▶ _The exercise_
Omit all pictures and give the records below again exactly as written.

▶ _Dataset records_
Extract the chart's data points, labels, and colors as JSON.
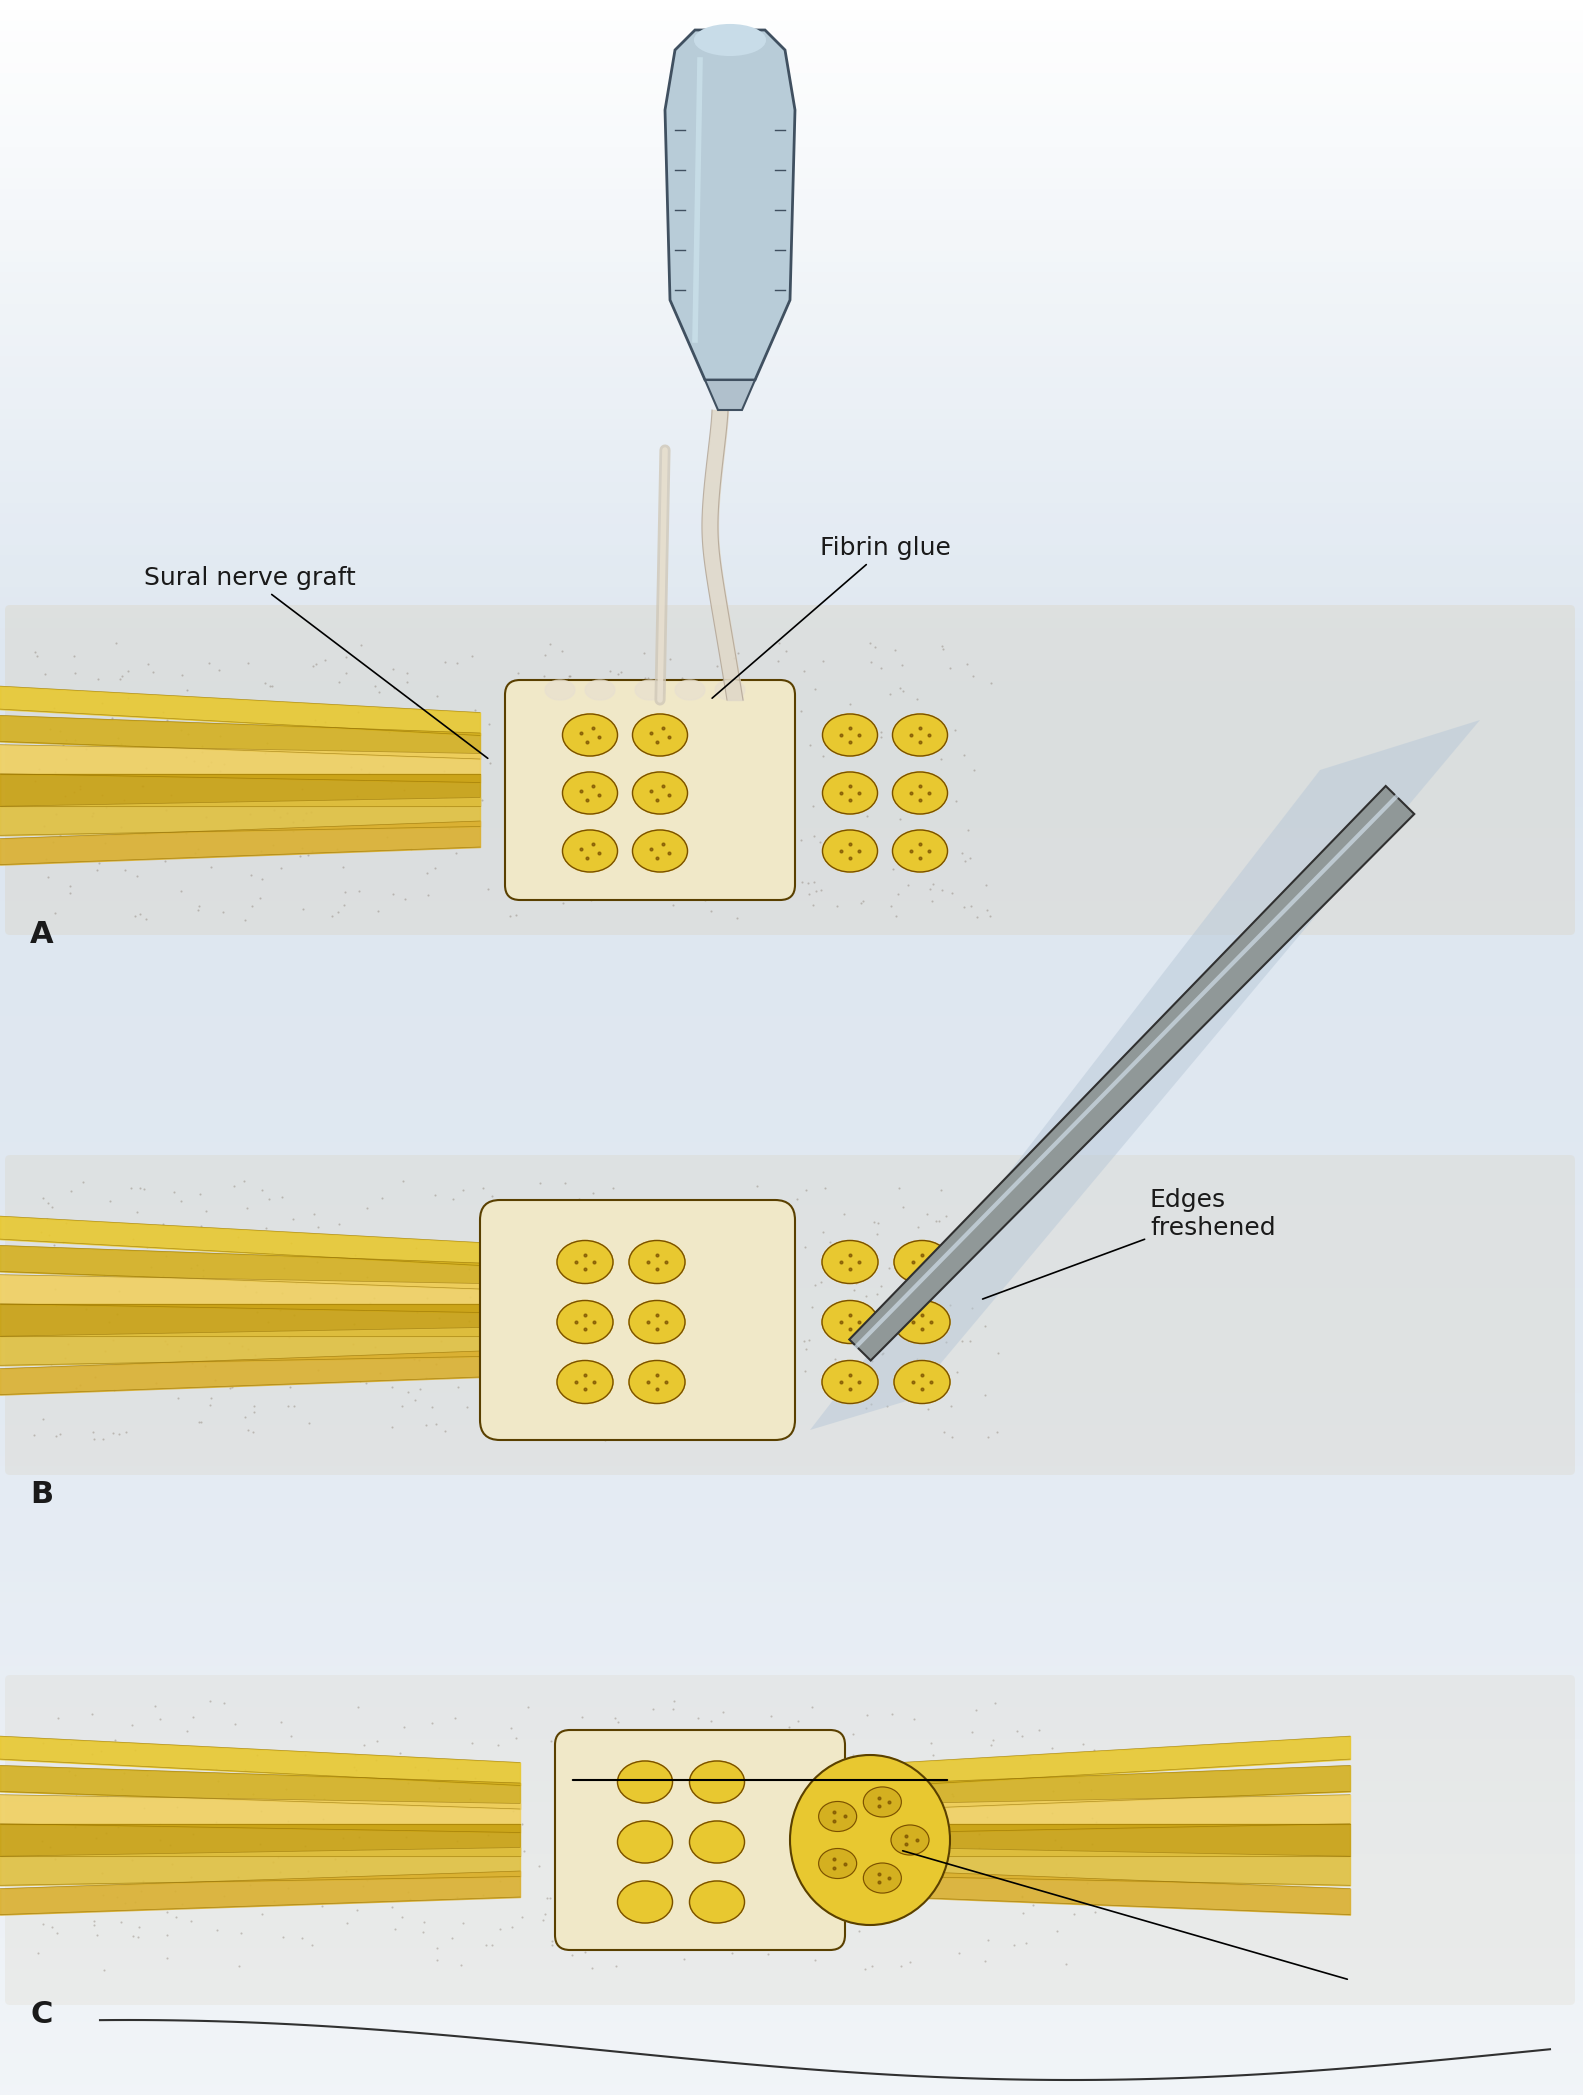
{
  "background_color": "#f0f4f8",
  "bg_gradient_top": "#ffffff",
  "bg_gradient_bottom": "#c8d8e8",
  "nerve_yellow": "#e8c830",
  "nerve_yellow_light": "#f0d860",
  "nerve_yellow_dark": "#c8a010",
  "nerve_cream": "#f5e8b0",
  "nerve_wrap_color": "#f0e0a0",
  "tissue_gray": "#8090a0",
  "tissue_light": "#b0c0d0",
  "glue_color": "#e8e0d0",
  "blade_color": "#909090",
  "blade_light": "#d0d8e0",
  "skin_dotted": "#c0b898",
  "label_A": "A",
  "label_B": "B",
  "label_C": "C",
  "label_sural": "Sural nerve graft",
  "label_fibrin": "Fibrin glue",
  "label_edges": "Edges\nfreshened",
  "line_color": "#1a1a1a",
  "text_color": "#1a1a1a",
  "label_fontsize": 18,
  "abc_fontsize": 22
}
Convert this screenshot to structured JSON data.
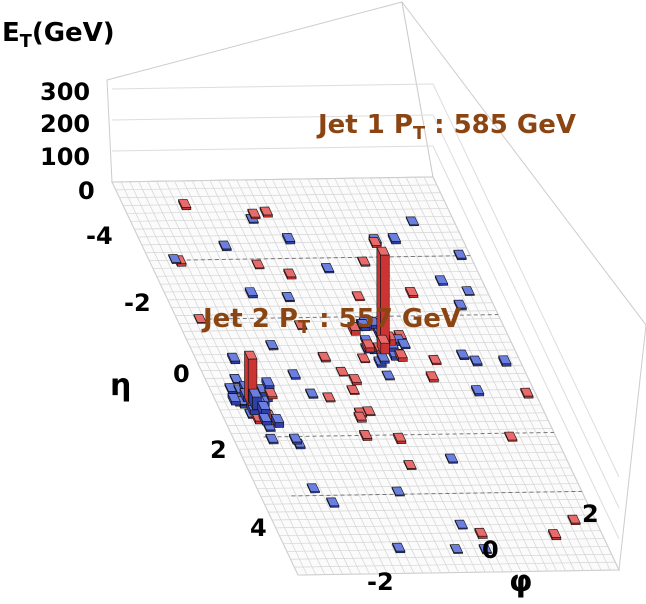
{
  "chart_data": {
    "type": "lego",
    "z_axis": {
      "label_main": "E",
      "label_sub": "T",
      "label_unit": "(GeV)",
      "ticks": [
        "300",
        "200",
        "100",
        "0"
      ]
    },
    "eta_axis": {
      "label": "η",
      "ticks": [
        "-4",
        "-2",
        "0",
        "2",
        "4"
      ],
      "range": [
        -5,
        5
      ]
    },
    "phi_axis": {
      "label": "φ",
      "ticks": [
        "-2",
        "0",
        "2"
      ],
      "range": [
        -3.1416,
        3.1416
      ]
    },
    "annotations": [
      {
        "id": "jet1",
        "prefix": "Jet 1 P",
        "sub": "T",
        "suffix": " : 585 GeV"
      },
      {
        "id": "jet2",
        "prefix": "Jet 2 P",
        "sub": "T",
        "suffix": " : 557 GeV"
      }
    ],
    "towers": [
      {
        "eta": -0.9,
        "phi": 0.55,
        "et": 300,
        "color": "red"
      },
      {
        "eta": -0.75,
        "phi": 0.5,
        "et": 35,
        "color": "red"
      },
      {
        "eta": -1.0,
        "phi": 0.6,
        "et": 25,
        "color": "red"
      },
      {
        "eta": 0.5,
        "phi": -2.55,
        "et": 150,
        "color": "red"
      },
      {
        "eta": 0.6,
        "phi": -2.5,
        "et": 40,
        "color": "blue"
      },
      {
        "eta": 0.8,
        "phi": -2.4,
        "et": 25,
        "color": "blue"
      },
      {
        "eta": 1.0,
        "phi": -2.45,
        "et": 12,
        "color": "blue"
      }
    ],
    "grid": true
  },
  "colors": {
    "em": "#2e3fa8",
    "had": "#cc3333",
    "jet": "#8b4513"
  }
}
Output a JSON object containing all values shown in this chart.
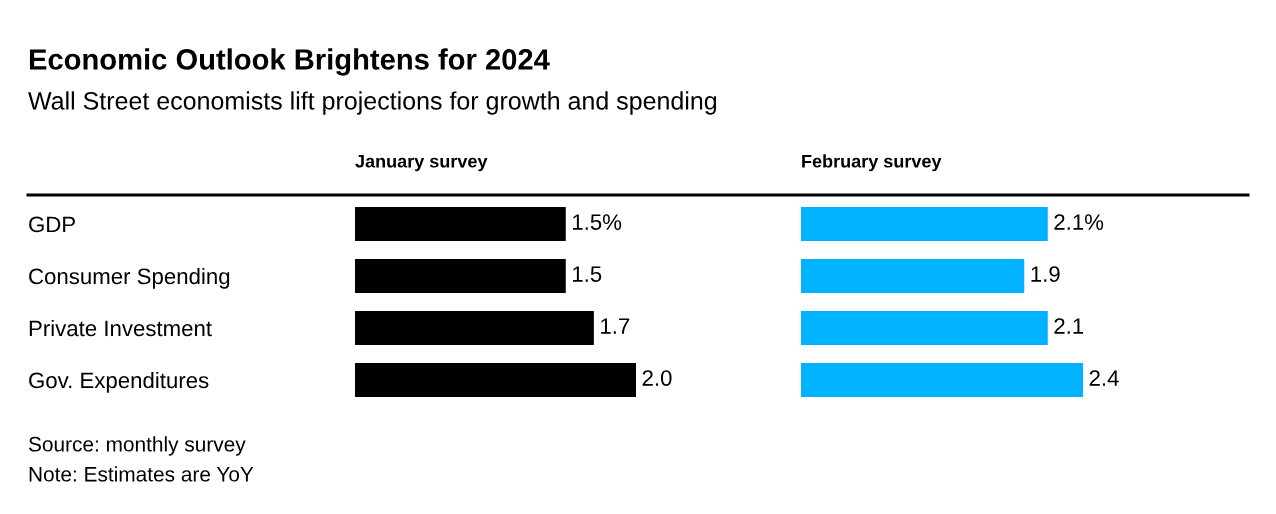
{
  "chart_data": [
    {
      "type": "other",
      "title": "Economic Outlook Brightens for 2024",
      "subtitle": "Wall Street economists lift projections for growth and spending",
      "annotations": [
        "Source: monthly survey",
        "Note: Estimates are YoY"
      ]
    },
    {
      "type": "bar",
      "orientation": "horizontal",
      "title": "January survey",
      "categories": [
        "GDP",
        "Consumer Spending",
        "Private Investment",
        "Gov. Expenditures"
      ],
      "values": [
        1.5,
        1.5,
        1.7,
        2.0
      ],
      "value_labels": [
        "1.5%",
        "1.5",
        "1.7",
        "2.0"
      ],
      "color": "#000000"
    },
    {
      "type": "bar",
      "orientation": "horizontal",
      "title": "February survey",
      "categories": [
        null,
        null,
        null,
        null
      ],
      "values": [
        2.1,
        1.9,
        2.1,
        2.4
      ],
      "value_labels": [
        "2.1%",
        "1.9",
        "2.1",
        "2.4"
      ],
      "color": "#00b2ff"
    }
  ]
}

▶ _The answer_
Extract the chart's data points, labels, and colors as JSON.
{
  "background_color": "#f0f4f8",
  "bg_gradient_top": "#ffffff",
  "bg_gradient_bottom": "#c8d8e8",
  "nerve_yellow": "#e8c830",
  "nerve_yellow_light": "#f0d860",
  "nerve_yellow_dark": "#c8a010",
  "nerve_cream": "#f5e8b0",
  "nerve_wrap_color": "#f0e0a0",
  "tissue_gray": "#8090a0",
  "tissue_light": "#b0c0d0",
  "glue_color": "#e8e0d0",
  "blade_color": "#909090",
  "blade_light": "#d0d8e0",
  "skin_dotted": "#c0b898",
  "label_A": "A",
  "label_B": "B",
  "label_C": "C",
  "label_sural": "Sural nerve graft",
  "label_fibrin": "Fibrin glue",
  "label_edges": "Edges\nfreshened",
  "line_color": "#1a1a1a",
  "text_color": "#1a1a1a",
  "label_fontsize": 18,
  "abc_fontsize": 22
}
Convert this screenshot to structured JSON data.
{
  "chart_data": {
    "type": "lego",
    "z_axis": {
      "label_main": "E",
      "label_sub": "T",
      "label_unit": "(GeV)",
      "ticks": [
        "300",
        "200",
        "100",
        "0"
      ]
    },
    "eta_axis": {
      "label": "η",
      "ticks": [
        "-4",
        "-2",
        "0",
        "2",
        "4"
      ],
      "range": [
        -5,
        5
      ]
    },
    "phi_axis": {
      "label": "φ",
      "ticks": [
        "-2",
        "0",
        "2"
      ],
      "range": [
        -3.1416,
        3.1416
      ]
    },
    "annotations": [
      {
        "id": "jet1",
        "prefix": "Jet 1 P",
        "sub": "T",
        "suffix": " : 585 GeV"
      },
      {
        "id": "jet2",
        "prefix": "Jet 2 P",
        "sub": "T",
        "suffix": " : 557 GeV"
      }
    ],
    "towers": [
      {
        "eta": -0.9,
        "phi": 0.55,
        "et": 300,
        "color": "red"
      },
      {
        "eta": -0.75,
        "phi": 0.5,
        "et": 35,
        "color": "red"
      },
      {
        "eta": -1.0,
        "phi": 0.6,
        "et": 25,
        "color": "red"
      },
      {
        "eta": 0.5,
        "phi": -2.55,
        "et": 150,
        "color": "red"
      },
      {
        "eta": 0.6,
        "phi": -2.5,
        "et": 40,
        "color": "blue"
      },
      {
        "eta": 0.8,
        "phi": -2.4,
        "et": 25,
        "color": "blue"
      },
      {
        "eta": 1.0,
        "phi": -2.45,
        "et": 12,
        "color": "blue"
      }
    ],
    "grid": true
  },
  "colors": {
    "em": "#2e3fa8",
    "had": "#cc3333",
    "jet": "#8b4513"
  }
}
Output a JSON object containing all values shown in this chart.
{
  "chart_data": [
    {
      "type": "other",
      "title": "Economic Outlook Brightens for 2024",
      "subtitle": "Wall Street economists lift projections for growth and spending",
      "annotations": [
        "Source: monthly survey",
        "Note: Estimates are YoY"
      ]
    },
    {
      "type": "bar",
      "orientation": "horizontal",
      "title": "January survey",
      "categories": [
        "GDP",
        "Consumer Spending",
        "Private Investment",
        "Gov. Expenditures"
      ],
      "values": [
        1.5,
        1.5,
        1.7,
        2.0
      ],
      "value_labels": [
        "1.5%",
        "1.5",
        "1.7",
        "2.0"
      ],
      "color": "#000000"
    },
    {
      "type": "bar",
      "orientation": "horizontal",
      "title": "February survey",
      "categories": [
        null,
        null,
        null,
        null
      ],
      "values": [
        2.1,
        1.9,
        2.1,
        2.4
      ],
      "value_labels": [
        "2.1%",
        "1.9",
        "2.1",
        "2.4"
      ],
      "color": "#00b2ff"
    }
  ]
}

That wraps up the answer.